%%

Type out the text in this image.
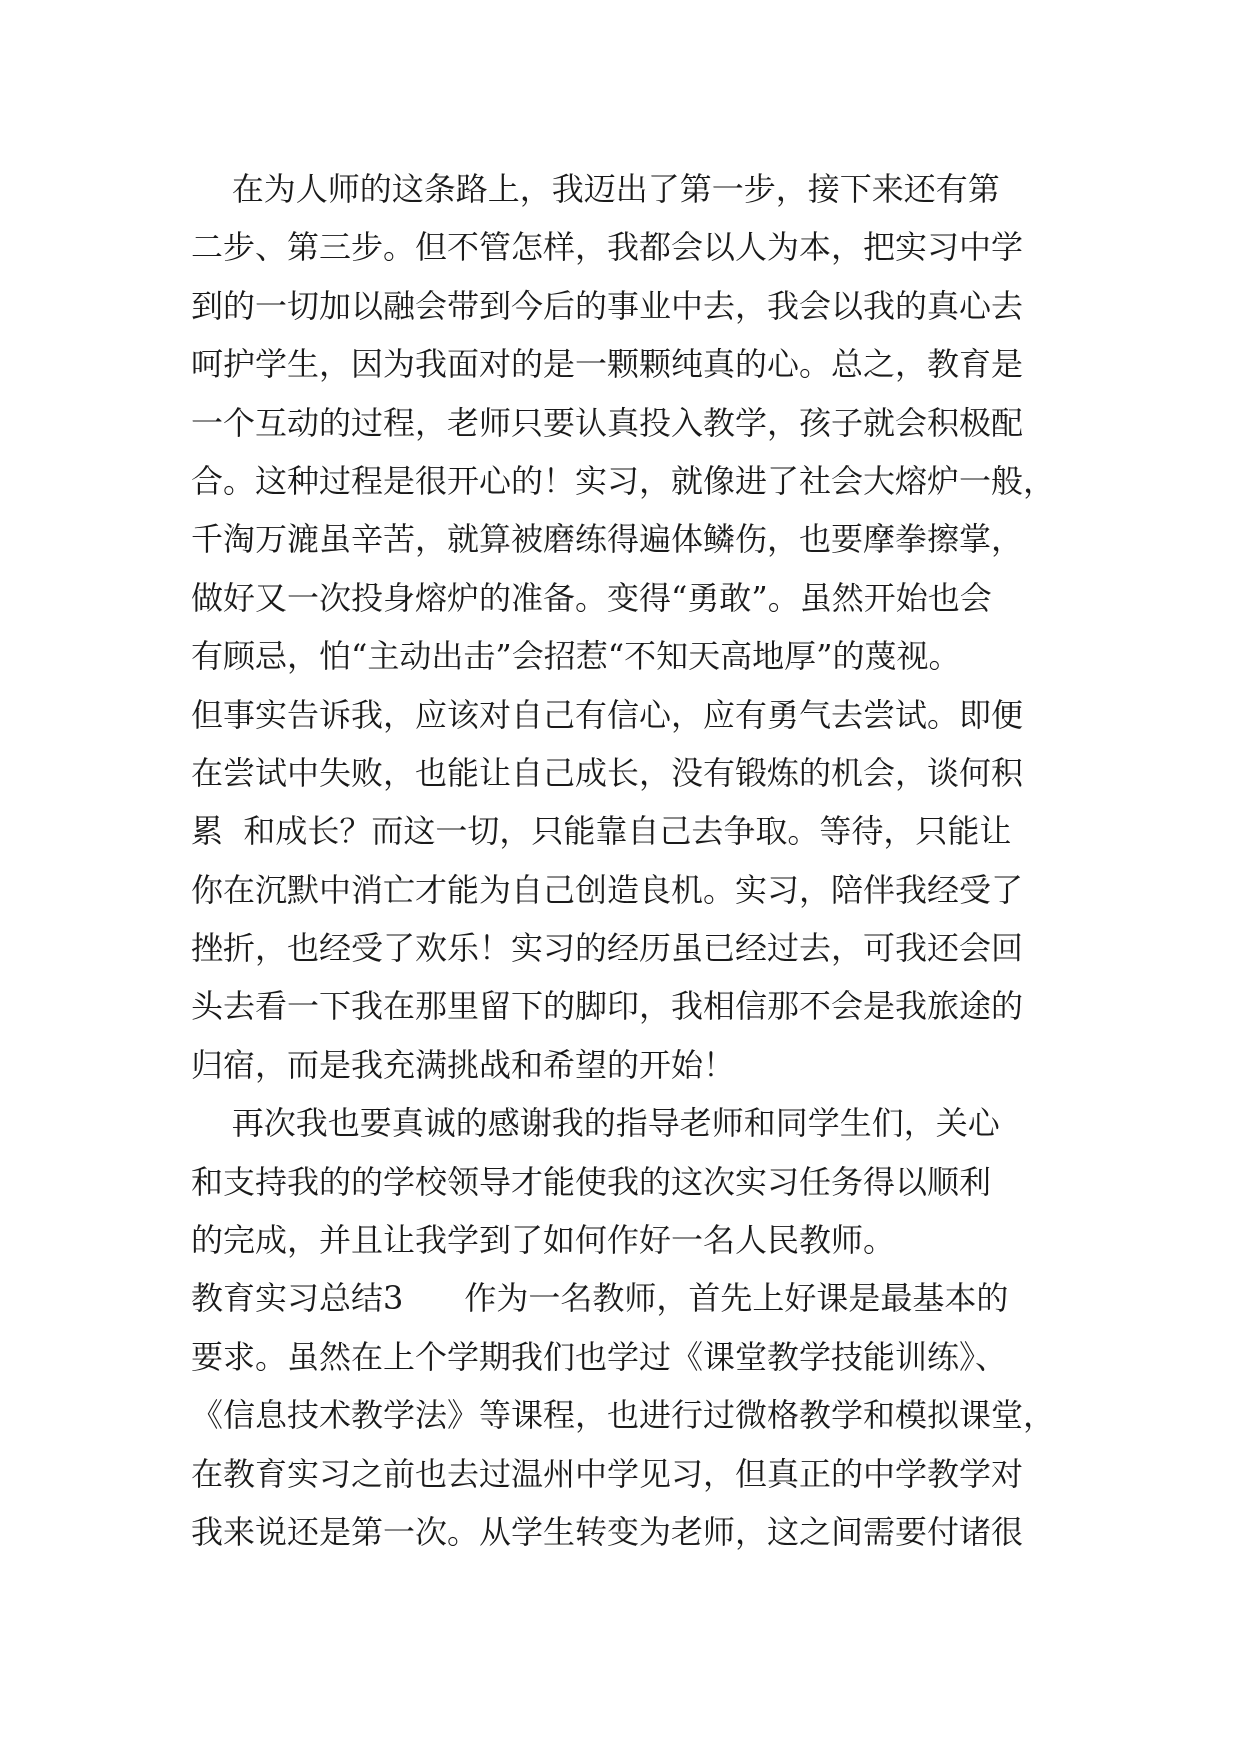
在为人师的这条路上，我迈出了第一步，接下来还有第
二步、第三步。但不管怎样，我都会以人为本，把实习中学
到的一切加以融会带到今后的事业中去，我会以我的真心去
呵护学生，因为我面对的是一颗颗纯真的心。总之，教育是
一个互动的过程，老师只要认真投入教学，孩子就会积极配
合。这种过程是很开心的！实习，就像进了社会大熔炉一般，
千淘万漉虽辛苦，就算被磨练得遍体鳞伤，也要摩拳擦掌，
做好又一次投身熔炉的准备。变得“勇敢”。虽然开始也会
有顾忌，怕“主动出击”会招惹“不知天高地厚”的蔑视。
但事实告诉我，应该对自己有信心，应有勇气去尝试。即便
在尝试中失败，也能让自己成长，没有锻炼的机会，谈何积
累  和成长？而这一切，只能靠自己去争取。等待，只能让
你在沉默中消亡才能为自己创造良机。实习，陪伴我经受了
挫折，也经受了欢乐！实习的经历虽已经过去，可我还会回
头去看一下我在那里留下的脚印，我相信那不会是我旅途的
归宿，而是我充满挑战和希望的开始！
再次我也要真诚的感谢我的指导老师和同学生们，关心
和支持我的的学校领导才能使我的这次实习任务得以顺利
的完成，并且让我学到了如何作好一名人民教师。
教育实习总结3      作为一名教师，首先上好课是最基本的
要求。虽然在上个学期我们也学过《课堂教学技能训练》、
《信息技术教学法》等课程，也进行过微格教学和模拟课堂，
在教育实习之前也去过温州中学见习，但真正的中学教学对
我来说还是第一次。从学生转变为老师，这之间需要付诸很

%%

Task objective => Restate the data above word for word. Do not include the images.

Solution =>
Type out the text in this image.
在为人师的这条路上，我迈出了第一步，接下来还有第
二步、第三步。但不管怎样，我都会以人为本，把实习中学
到的一切加以融会带到今后的事业中去，我会以我的真心去
呵护学生，因为我面对的是一颗颗纯真的心。总之，教育是
一个互动的过程，老师只要认真投入教学，孩子就会积极配
合。这种过程是很开心的！实习，就像进了社会大熔炉一般，
千淘万漉虽辛苦，就算被磨练得遍体鳞伤，也要摩拳擦掌，
做好又一次投身熔炉的准备。变得“勇敢”。虽然开始也会
有顾忌，怕“主动出击”会招惹“不知天高地厚”的蔑视。
但事实告诉我，应该对自己有信心，应有勇气去尝试。即便
在尝试中失败，也能让自己成长，没有锻炼的机会，谈何积
累  和成长？而这一切，只能靠自己去争取。等待，只能让
你在沉默中消亡才能为自己创造良机。实习，陪伴我经受了
挫折，也经受了欢乐！实习的经历虽已经过去，可我还会回
头去看一下我在那里留下的脚印，我相信那不会是我旅途的
归宿，而是我充满挑战和希望的开始！
再次我也要真诚的感谢我的指导老师和同学生们，关心
和支持我的的学校领导才能使我的这次实习任务得以顺利
的完成，并且让我学到了如何作好一名人民教师。
教育实习总结3      作为一名教师，首先上好课是最基本的
要求。虽然在上个学期我们也学过《课堂教学技能训练》、
《信息技术教学法》等课程，也进行过微格教学和模拟课堂，
在教育实习之前也去过温州中学见习，但真正的中学教学对
我来说还是第一次。从学生转变为老师，这之间需要付诸很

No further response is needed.